● Goal: Exact repetition is required: output every record in full.

### Extracted entries

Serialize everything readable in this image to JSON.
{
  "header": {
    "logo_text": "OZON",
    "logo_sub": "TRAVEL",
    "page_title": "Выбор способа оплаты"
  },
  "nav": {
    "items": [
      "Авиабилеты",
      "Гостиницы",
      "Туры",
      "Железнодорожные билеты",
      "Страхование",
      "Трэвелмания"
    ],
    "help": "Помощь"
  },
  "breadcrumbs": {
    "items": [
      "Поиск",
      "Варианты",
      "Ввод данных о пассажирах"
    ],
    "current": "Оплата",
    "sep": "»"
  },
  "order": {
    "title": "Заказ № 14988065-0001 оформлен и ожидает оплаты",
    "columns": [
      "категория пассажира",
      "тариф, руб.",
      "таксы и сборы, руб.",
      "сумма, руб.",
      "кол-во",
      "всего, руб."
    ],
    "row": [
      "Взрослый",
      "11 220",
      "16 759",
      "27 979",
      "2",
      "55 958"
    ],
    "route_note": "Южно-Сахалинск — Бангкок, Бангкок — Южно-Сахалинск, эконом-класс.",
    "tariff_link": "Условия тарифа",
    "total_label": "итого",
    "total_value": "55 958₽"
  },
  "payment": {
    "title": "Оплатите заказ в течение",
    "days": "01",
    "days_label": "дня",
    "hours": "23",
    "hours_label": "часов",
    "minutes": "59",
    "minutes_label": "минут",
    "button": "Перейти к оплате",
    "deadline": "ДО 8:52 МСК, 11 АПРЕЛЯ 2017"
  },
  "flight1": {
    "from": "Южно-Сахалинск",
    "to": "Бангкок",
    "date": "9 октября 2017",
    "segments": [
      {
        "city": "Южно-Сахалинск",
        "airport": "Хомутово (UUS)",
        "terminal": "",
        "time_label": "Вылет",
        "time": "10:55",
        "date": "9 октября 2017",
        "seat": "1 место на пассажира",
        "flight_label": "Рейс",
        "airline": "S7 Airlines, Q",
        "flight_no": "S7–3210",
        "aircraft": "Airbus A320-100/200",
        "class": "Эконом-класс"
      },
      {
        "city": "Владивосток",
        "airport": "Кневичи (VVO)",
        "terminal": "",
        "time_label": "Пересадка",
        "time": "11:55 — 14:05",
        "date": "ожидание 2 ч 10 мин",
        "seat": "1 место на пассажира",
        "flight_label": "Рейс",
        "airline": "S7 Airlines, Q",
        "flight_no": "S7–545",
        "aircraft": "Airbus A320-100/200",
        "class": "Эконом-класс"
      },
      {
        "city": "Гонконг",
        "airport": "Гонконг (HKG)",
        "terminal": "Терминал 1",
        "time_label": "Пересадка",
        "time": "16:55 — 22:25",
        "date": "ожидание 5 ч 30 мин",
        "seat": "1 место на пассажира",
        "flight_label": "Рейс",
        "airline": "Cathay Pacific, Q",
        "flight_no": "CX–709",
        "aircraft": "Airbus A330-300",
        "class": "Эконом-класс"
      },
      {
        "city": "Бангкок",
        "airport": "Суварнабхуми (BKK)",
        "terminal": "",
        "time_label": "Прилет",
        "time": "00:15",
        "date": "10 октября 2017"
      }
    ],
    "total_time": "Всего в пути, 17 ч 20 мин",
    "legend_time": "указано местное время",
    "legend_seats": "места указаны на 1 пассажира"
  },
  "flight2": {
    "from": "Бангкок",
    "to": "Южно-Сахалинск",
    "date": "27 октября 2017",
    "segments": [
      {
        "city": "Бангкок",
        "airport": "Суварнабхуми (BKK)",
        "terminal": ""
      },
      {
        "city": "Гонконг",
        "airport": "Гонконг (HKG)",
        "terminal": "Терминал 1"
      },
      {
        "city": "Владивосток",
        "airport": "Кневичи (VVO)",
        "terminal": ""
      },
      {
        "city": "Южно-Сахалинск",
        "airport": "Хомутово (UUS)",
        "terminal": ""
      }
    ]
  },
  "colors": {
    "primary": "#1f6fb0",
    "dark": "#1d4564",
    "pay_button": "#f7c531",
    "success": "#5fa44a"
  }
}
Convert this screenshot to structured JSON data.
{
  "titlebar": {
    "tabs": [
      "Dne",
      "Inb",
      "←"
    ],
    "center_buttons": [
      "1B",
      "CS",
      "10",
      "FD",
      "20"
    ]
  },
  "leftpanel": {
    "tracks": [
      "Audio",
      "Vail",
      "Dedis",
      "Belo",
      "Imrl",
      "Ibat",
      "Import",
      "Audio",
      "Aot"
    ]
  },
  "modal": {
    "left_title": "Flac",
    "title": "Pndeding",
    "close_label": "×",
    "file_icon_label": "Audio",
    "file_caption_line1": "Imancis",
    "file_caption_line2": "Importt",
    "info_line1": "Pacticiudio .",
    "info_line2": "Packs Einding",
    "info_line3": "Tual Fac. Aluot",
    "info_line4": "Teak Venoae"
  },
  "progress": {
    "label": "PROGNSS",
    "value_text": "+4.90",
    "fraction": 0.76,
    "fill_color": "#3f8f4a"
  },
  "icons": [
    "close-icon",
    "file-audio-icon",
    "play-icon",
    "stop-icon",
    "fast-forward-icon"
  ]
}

######

● Solution:
Serialize everything readable in this image to JSON.
{
  "header": {
    "logo_text": "OZON",
    "logo_sub": "TRAVEL",
    "page_title": "Выбор способа оплаты"
  },
  "nav": {
    "items": [
      "Авиабилеты",
      "Гостиницы",
      "Туры",
      "Железнодорожные билеты",
      "Страхование",
      "Трэвелмания"
    ],
    "help": "Помощь"
  },
  "breadcrumbs": {
    "items": [
      "Поиск",
      "Варианты",
      "Ввод данных о пассажирах"
    ],
    "current": "Оплата",
    "sep": "»"
  },
  "order": {
    "title": "Заказ № 14988065-0001 оформлен и ожидает оплаты",
    "columns": [
      "категория пассажира",
      "тариф, руб.",
      "таксы и сборы, руб.",
      "сумма, руб.",
      "кол-во",
      "всего, руб."
    ],
    "row": [
      "Взрослый",
      "11 220",
      "16 759",
      "27 979",
      "2",
      "55 958"
    ],
    "route_note": "Южно-Сахалинск — Бангкок, Бангкок — Южно-Сахалинск, эконом-класс.",
    "tariff_link": "Условия тарифа",
    "total_label": "итого",
    "total_value": "55 958₽"
  },
  "payment": {
    "title": "Оплатите заказ в течение",
    "days": "01",
    "days_label": "дня",
    "hours": "23",
    "hours_label": "часов",
    "minutes": "59",
    "minutes_label": "минут",
    "button": "Перейти к оплате",
    "deadline": "ДО 8:52 МСК, 11 АПРЕЛЯ 2017"
  },
  "flight1": {
    "from": "Южно-Сахалинск",
    "to": "Бангкок",
    "date": "9 октября 2017",
    "segments": [
      {
        "city": "Южно-Сахалинск",
        "airport": "Хомутово (UUS)",
        "terminal": "",
        "time_label": "Вылет",
        "time": "10:55",
        "date": "9 октября 2017",
        "seat": "1 место на пассажира",
        "flight_label": "Рейс",
        "airline": "S7 Airlines, Q",
        "flight_no": "S7–3210",
        "aircraft": "Airbus A320-100/200",
        "class": "Эконом-класс"
      },
      {
        "city": "Владивосток",
        "airport": "Кневичи (VVO)",
        "terminal": "",
        "time_label": "Пересадка",
        "time": "11:55 — 14:05",
        "date": "ожидание 2 ч 10 мин",
        "seat": "1 место на пассажира",
        "flight_label": "Рейс",
        "airline": "S7 Airlines, Q",
        "flight_no": "S7–545",
        "aircraft": "Airbus A320-100/200",
        "class": "Эконом-класс"
      },
      {
        "city": "Гонконг",
        "airport": "Гонконг (HKG)",
        "terminal": "Терминал 1",
        "time_label": "Пересадка",
        "time": "16:55 — 22:25",
        "date": "ожидание 5 ч 30 мин",
        "seat": "1 место на пассажира",
        "flight_label": "Рейс",
        "airline": "Cathay Pacific, Q",
        "flight_no": "CX–709",
        "aircraft": "Airbus A330-300",
        "class": "Эконом-класс"
      },
      {
        "city": "Бангкок",
        "airport": "Суварнабхуми (BKK)",
        "terminal": "",
        "time_label": "Прилет",
        "time": "00:15",
        "date": "10 октября 2017"
      }
    ],
    "total_time": "Всего в пути, 17 ч 20 мин",
    "legend_time": "указано местное время",
    "legend_seats": "места указаны на 1 пассажира"
  },
  "flight2": {
    "from": "Бангкок",
    "to": "Южно-Сахалинск",
    "date": "27 октября 2017",
    "segments": [
      {
        "city": "Бангкок",
        "airport": "Суварнабхуми (BKK)",
        "terminal": ""
      },
      {
        "city": "Гонконг",
        "airport": "Гонконг (HKG)",
        "terminal": "Терминал 1"
      },
      {
        "city": "Владивосток",
        "airport": "Кневичи (VVO)",
        "terminal": ""
      },
      {
        "city": "Южно-Сахалинск",
        "airport": "Хомутово (UUS)",
        "terminal": ""
      }
    ]
  },
  "colors": {
    "primary": "#1f6fb0",
    "dark": "#1d4564",
    "pay_button": "#f7c531",
    "success": "#5fa44a"
  }
}
Convert this screenshot to structured JSON data.
{
  "titlebar": {
    "tabs": [
      "Dne",
      "Inb",
      "←"
    ],
    "center_buttons": [
      "1B",
      "CS",
      "10",
      "FD",
      "20"
    ]
  },
  "leftpanel": {
    "tracks": [
      "Audio",
      "Vail",
      "Dedis",
      "Belo",
      "Imrl",
      "Ibat",
      "Import",
      "Audio",
      "Aot"
    ]
  },
  "modal": {
    "left_title": "Flac",
    "title": "Pndeding",
    "close_label": "×",
    "file_icon_label": "Audio",
    "file_caption_line1": "Imancis",
    "file_caption_line2": "Importt",
    "info_line1": "Pacticiudio .",
    "info_line2": "Packs Einding",
    "info_line3": "Tual Fac. Aluot",
    "info_line4": "Teak Venoae"
  },
  "progress": {
    "label": "PROGNSS",
    "value_text": "+4.90",
    "fraction": 0.76,
    "fill_color": "#3f8f4a"
  },
  "icons": [
    "close-icon",
    "file-audio-icon",
    "play-icon",
    "stop-icon",
    "fast-forward-icon"
  ]
}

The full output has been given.